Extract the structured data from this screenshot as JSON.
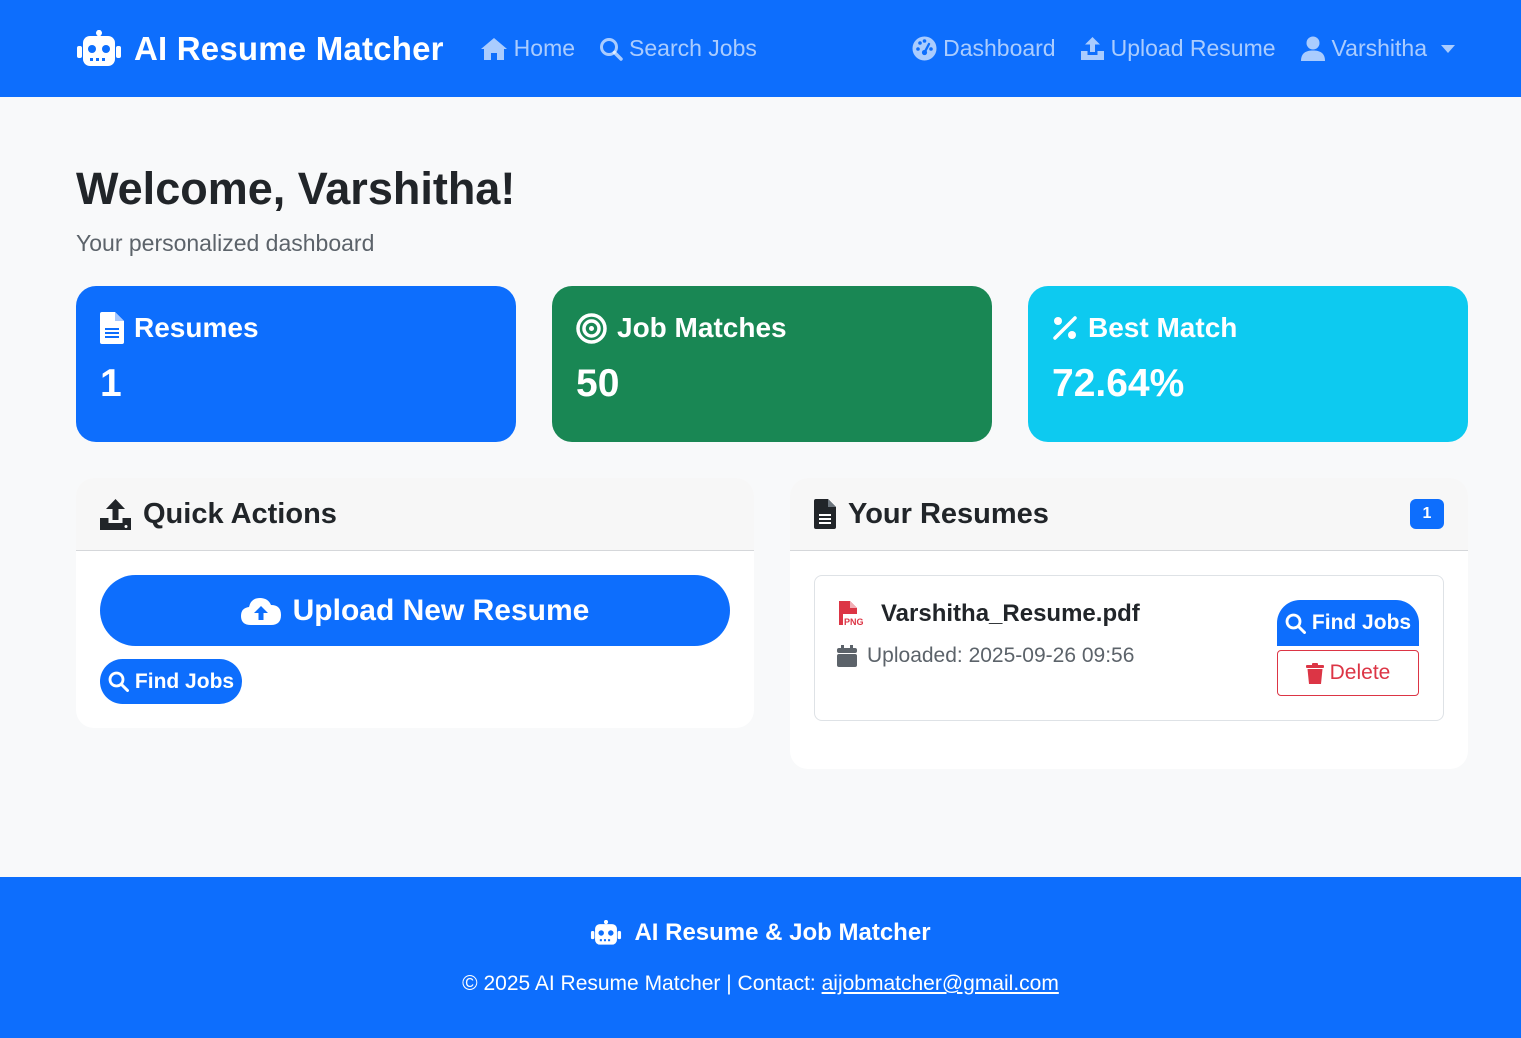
{
  "colors": {
    "primary": "#0d6efd",
    "success": "#198754",
    "info": "#0dcaf0",
    "danger": "#dc3545",
    "background": "#f8f9fa"
  },
  "navbar": {
    "brand": "AI Resume Matcher",
    "brand_icon": "robot-icon",
    "left_links": [
      {
        "label": "Home",
        "icon": "home-icon"
      },
      {
        "label": "Search Jobs",
        "icon": "search-icon"
      }
    ],
    "right_links": [
      {
        "label": "Dashboard",
        "icon": "gauge-icon"
      },
      {
        "label": "Upload Resume",
        "icon": "upload-icon"
      },
      {
        "label": "Varshitha",
        "icon": "user-icon"
      }
    ]
  },
  "header": {
    "welcome": "Welcome, Varshitha!",
    "subtitle": "Your personalized dashboard"
  },
  "stats": [
    {
      "label": "Resumes",
      "value": "1",
      "icon": "file-icon",
      "color": "#0d6efd"
    },
    {
      "label": "Job Matches",
      "value": "50",
      "icon": "target-icon",
      "color": "#198754"
    },
    {
      "label": "Best Match",
      "value": "72.64%",
      "icon": "percent-icon",
      "color": "#0dcaf0"
    }
  ],
  "quick_actions": {
    "title": "Quick Actions",
    "upload_label": "Upload New Resume",
    "find_jobs_label": "Find Jobs"
  },
  "your_resumes": {
    "title": "Your Resumes",
    "count": "1",
    "items": [
      {
        "file_name": "Varshitha_Resume.pdf",
        "uploaded": "Uploaded: 2025-09-26 09:56",
        "find_jobs_label": "Find Jobs",
        "delete_label": "Delete"
      }
    ]
  },
  "footer": {
    "title": "AI Resume & Job Matcher",
    "copyright": "© 2025 AI Resume Matcher | Contact: ",
    "email": "aijobmatcher@gmail.com"
  }
}
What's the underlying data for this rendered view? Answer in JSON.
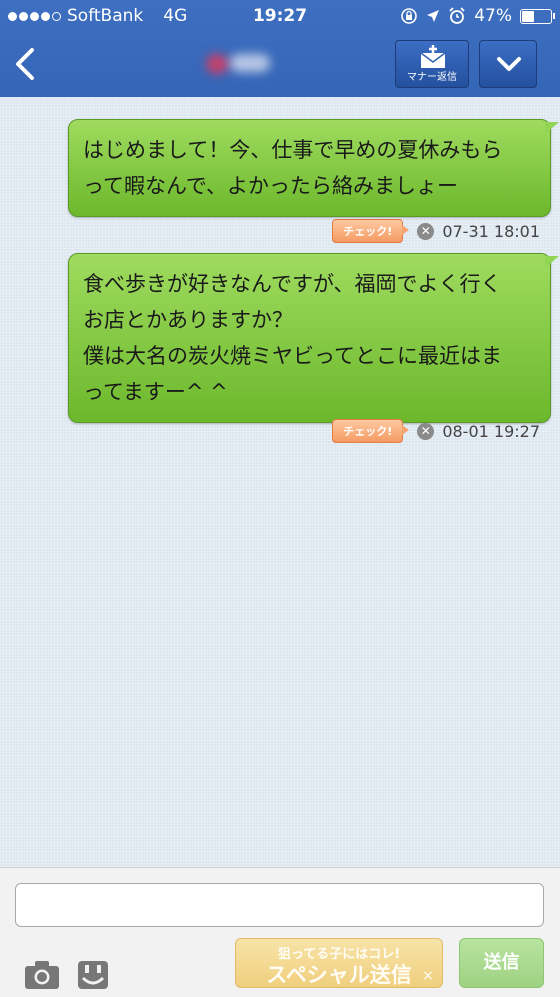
{
  "status_bar": {
    "carrier": "SoftBank",
    "network": "4G",
    "time": "19:27",
    "battery_percent": "47%",
    "battery_level": 0.47,
    "icons": [
      "rotation-lock-icon",
      "location-icon",
      "alarm-icon",
      "battery-icon"
    ]
  },
  "header": {
    "manner_reply_label": "マナー返信"
  },
  "messages": [
    {
      "lines": [
        "はじめまして！今、仕事で早めの夏休みもら",
        "って暇なんで、よかったら絡みましょー"
      ],
      "check_label": "チェック!",
      "timestamp": "07-31 18:01"
    },
    {
      "lines": [
        "食べ歩きが好きなんですが、福岡でよく行く",
        "お店とかありますか？",
        "僕は大名の炭火焼ミヤビってとこに最近はま",
        "ってますー^ ^"
      ],
      "check_label": "チェック!",
      "timestamp": "08-01 19:27"
    }
  ],
  "composer": {
    "input_value": "",
    "special_send_top": "狙ってる子にはコレ!",
    "special_send_main": "スペシャル送信",
    "special_close": "×",
    "send_label": "送信"
  },
  "colors": {
    "header_blue": "#3565b6",
    "bubble_green": "#7cc63a",
    "check_badge": "#f49a63",
    "send_green": "#9fd283"
  }
}
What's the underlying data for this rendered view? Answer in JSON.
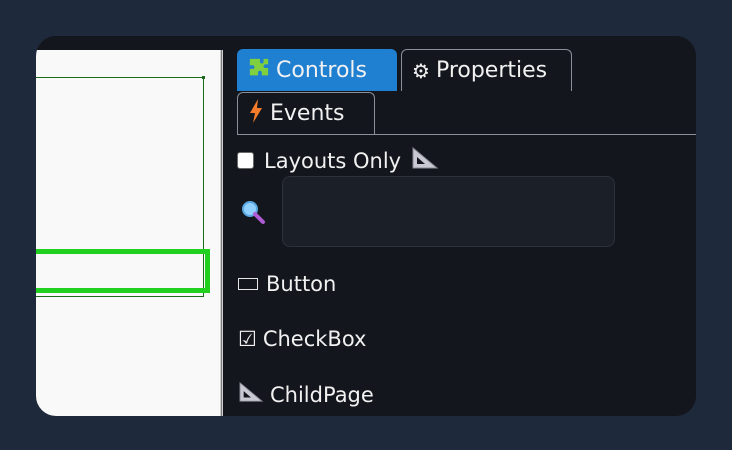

◆ ◆ ◆

Of the lines in the records, determine how many contain the word "Find", and report that number alone.

### Reply to the task:
2